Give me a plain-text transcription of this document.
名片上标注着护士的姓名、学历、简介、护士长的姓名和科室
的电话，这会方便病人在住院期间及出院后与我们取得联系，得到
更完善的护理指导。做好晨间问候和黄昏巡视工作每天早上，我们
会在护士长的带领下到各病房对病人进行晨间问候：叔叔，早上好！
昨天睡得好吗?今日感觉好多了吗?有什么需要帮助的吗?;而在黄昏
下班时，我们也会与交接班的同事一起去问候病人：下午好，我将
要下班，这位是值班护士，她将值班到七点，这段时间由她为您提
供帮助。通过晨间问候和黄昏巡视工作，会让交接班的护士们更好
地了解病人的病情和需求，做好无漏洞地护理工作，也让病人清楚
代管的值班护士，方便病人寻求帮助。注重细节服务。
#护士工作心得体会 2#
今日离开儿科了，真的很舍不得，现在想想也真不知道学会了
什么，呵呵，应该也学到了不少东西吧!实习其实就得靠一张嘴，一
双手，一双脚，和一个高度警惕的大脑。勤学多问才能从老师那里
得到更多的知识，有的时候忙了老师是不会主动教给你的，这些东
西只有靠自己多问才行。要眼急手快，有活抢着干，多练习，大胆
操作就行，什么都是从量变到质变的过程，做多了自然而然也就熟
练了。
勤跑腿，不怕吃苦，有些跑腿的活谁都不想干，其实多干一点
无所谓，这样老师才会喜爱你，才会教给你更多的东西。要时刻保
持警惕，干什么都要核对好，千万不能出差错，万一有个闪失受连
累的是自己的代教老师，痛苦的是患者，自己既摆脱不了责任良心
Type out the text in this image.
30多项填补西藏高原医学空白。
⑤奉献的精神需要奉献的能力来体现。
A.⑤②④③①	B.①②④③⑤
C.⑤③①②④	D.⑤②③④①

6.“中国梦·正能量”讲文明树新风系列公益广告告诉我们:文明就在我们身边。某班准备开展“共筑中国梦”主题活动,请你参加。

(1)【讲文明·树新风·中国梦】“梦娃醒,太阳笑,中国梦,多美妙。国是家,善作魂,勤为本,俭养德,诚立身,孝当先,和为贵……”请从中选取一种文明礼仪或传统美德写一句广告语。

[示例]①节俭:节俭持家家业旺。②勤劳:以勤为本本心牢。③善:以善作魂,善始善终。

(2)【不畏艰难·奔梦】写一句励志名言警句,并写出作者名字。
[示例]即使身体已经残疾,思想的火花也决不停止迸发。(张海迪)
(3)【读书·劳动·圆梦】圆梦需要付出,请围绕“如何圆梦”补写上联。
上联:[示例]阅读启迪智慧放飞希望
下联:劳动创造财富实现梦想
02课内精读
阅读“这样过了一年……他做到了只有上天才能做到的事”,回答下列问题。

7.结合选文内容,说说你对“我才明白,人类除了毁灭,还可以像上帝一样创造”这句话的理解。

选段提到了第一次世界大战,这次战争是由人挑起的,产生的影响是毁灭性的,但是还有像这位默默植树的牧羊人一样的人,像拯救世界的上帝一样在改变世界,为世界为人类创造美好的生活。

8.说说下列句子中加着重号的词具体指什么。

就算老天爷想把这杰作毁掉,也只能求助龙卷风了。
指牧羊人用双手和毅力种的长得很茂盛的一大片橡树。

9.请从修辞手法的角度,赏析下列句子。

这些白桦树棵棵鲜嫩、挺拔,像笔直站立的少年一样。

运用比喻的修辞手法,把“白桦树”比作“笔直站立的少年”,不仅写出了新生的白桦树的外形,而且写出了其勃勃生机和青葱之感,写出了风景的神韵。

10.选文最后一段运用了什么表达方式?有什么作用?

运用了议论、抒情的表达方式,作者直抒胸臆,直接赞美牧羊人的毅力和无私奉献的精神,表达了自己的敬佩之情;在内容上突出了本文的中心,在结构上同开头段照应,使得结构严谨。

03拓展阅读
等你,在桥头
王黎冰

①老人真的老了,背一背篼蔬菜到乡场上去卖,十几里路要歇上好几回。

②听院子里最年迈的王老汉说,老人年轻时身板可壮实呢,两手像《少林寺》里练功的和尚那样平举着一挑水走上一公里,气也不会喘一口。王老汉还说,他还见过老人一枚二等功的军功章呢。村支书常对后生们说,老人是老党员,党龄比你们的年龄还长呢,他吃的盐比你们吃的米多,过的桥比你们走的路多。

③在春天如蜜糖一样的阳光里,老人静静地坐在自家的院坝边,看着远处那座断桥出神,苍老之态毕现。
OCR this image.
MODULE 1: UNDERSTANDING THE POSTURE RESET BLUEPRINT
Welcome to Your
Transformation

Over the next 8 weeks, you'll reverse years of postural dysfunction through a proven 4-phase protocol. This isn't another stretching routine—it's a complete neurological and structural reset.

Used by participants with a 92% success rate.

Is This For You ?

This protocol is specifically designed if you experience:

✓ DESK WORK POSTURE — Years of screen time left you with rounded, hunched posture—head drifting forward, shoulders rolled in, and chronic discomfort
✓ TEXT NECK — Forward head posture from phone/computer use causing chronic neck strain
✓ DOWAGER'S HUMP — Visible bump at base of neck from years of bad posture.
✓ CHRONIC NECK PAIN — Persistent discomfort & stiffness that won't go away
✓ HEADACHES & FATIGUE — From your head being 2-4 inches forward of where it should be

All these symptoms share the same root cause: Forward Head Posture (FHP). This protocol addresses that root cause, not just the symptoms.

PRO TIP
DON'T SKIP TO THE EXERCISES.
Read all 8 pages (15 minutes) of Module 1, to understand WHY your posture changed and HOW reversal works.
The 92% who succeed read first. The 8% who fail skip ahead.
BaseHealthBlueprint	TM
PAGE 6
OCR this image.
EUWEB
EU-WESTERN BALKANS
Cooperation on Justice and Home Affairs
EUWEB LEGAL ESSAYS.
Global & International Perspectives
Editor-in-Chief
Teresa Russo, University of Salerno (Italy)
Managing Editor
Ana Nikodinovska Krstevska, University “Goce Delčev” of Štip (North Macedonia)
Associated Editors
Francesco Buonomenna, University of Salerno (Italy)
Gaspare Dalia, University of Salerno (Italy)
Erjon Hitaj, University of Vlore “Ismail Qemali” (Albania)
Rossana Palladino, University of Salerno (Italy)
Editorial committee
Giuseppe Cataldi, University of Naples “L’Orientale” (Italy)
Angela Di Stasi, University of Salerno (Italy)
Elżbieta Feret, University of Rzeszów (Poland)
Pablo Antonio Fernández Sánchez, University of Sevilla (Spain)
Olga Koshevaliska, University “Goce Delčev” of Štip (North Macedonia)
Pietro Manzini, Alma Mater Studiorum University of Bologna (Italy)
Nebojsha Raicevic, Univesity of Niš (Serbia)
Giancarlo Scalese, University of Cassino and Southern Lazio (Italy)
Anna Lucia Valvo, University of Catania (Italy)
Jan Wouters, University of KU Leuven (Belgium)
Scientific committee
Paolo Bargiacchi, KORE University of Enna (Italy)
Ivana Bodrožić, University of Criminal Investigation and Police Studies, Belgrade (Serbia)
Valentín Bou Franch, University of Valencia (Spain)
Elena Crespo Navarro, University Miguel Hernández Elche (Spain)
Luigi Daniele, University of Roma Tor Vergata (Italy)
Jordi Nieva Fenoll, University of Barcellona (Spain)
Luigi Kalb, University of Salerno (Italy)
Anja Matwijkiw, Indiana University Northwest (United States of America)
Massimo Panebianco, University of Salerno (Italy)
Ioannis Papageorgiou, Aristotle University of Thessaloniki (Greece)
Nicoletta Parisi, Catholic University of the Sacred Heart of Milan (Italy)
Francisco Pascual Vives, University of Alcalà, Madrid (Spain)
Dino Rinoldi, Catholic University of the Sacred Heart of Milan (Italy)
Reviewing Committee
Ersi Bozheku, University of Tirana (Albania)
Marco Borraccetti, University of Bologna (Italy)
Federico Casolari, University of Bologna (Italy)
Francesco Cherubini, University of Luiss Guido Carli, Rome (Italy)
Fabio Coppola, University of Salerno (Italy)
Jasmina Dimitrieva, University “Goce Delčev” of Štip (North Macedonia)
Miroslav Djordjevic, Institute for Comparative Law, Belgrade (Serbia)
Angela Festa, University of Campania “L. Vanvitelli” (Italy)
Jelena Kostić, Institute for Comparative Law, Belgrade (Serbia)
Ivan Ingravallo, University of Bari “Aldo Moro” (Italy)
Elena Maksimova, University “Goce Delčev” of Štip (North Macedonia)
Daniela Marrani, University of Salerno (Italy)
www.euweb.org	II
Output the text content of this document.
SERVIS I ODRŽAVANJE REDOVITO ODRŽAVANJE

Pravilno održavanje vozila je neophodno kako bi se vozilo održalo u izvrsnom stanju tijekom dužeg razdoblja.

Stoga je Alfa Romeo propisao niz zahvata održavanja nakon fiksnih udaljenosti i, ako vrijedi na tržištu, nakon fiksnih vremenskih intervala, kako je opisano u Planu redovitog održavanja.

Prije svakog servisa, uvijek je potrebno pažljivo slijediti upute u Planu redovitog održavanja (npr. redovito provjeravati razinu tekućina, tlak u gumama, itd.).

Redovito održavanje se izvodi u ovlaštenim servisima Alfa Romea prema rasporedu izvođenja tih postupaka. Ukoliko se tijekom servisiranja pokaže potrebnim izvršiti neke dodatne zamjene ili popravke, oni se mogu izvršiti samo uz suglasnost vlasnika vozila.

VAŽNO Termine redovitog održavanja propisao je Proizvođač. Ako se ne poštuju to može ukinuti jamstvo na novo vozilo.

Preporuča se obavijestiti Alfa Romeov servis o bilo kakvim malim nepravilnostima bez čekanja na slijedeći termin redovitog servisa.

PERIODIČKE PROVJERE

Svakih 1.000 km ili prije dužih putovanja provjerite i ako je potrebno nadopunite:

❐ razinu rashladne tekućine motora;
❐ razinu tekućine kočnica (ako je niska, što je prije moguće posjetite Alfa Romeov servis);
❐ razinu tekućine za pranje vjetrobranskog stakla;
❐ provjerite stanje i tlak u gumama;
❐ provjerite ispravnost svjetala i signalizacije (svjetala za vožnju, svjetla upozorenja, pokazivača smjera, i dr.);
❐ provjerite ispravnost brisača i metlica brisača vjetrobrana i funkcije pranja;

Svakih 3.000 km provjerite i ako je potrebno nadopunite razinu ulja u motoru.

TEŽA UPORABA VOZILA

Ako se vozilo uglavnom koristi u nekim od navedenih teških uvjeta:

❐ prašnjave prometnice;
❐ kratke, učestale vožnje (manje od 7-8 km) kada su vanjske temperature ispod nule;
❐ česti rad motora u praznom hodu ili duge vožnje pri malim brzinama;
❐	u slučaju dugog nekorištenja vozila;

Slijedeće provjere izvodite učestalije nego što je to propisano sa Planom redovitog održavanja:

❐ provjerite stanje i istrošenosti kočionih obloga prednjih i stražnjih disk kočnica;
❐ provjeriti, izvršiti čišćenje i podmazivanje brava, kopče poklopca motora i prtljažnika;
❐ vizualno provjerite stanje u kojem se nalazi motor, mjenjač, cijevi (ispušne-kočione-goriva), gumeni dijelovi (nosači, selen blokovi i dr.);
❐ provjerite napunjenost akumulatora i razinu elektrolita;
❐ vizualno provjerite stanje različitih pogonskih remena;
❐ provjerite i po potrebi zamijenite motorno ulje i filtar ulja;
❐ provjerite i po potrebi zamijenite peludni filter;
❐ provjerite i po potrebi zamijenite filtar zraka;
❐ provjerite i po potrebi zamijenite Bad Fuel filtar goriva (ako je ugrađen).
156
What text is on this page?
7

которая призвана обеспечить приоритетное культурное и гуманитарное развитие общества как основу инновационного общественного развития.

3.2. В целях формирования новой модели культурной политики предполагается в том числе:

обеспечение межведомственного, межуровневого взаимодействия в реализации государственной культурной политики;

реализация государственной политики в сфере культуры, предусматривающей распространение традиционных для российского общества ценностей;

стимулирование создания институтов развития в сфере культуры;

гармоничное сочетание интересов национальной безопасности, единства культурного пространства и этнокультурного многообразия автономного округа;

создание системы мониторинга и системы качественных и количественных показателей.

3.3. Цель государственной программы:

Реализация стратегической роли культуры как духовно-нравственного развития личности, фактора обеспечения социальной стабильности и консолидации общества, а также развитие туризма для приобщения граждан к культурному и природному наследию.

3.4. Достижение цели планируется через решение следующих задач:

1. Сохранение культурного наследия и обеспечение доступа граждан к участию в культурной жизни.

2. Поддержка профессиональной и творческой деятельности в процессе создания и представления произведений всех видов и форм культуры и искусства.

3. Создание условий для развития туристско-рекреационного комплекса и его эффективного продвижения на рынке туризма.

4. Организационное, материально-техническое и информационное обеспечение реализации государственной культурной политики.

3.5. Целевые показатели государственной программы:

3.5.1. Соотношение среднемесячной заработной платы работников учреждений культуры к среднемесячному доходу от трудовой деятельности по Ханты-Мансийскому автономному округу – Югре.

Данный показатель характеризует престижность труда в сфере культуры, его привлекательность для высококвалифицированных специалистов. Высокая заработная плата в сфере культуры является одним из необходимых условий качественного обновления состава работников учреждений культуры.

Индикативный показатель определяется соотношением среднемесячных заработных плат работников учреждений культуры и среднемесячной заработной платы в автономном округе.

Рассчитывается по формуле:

### [Job]
Note each line of the entries that has "izvršiti" in it, and copy those lines.

### [The result]
Redovito održavanje se izvodi u ovlaštenim servisima Alfa Romea prema rasporedu izvođenja tih postupaka. Ukoliko se tijekom servisiranja pokaže potrebnim izvršiti neke dodatne zamjene ili popravke, oni se mogu izvršiti samo uz suglasnost vlasnika vozila.
❐ provjeriti, izvršiti čišćenje i podmazivanje brava, kopče poklopca motora i prtljažnika;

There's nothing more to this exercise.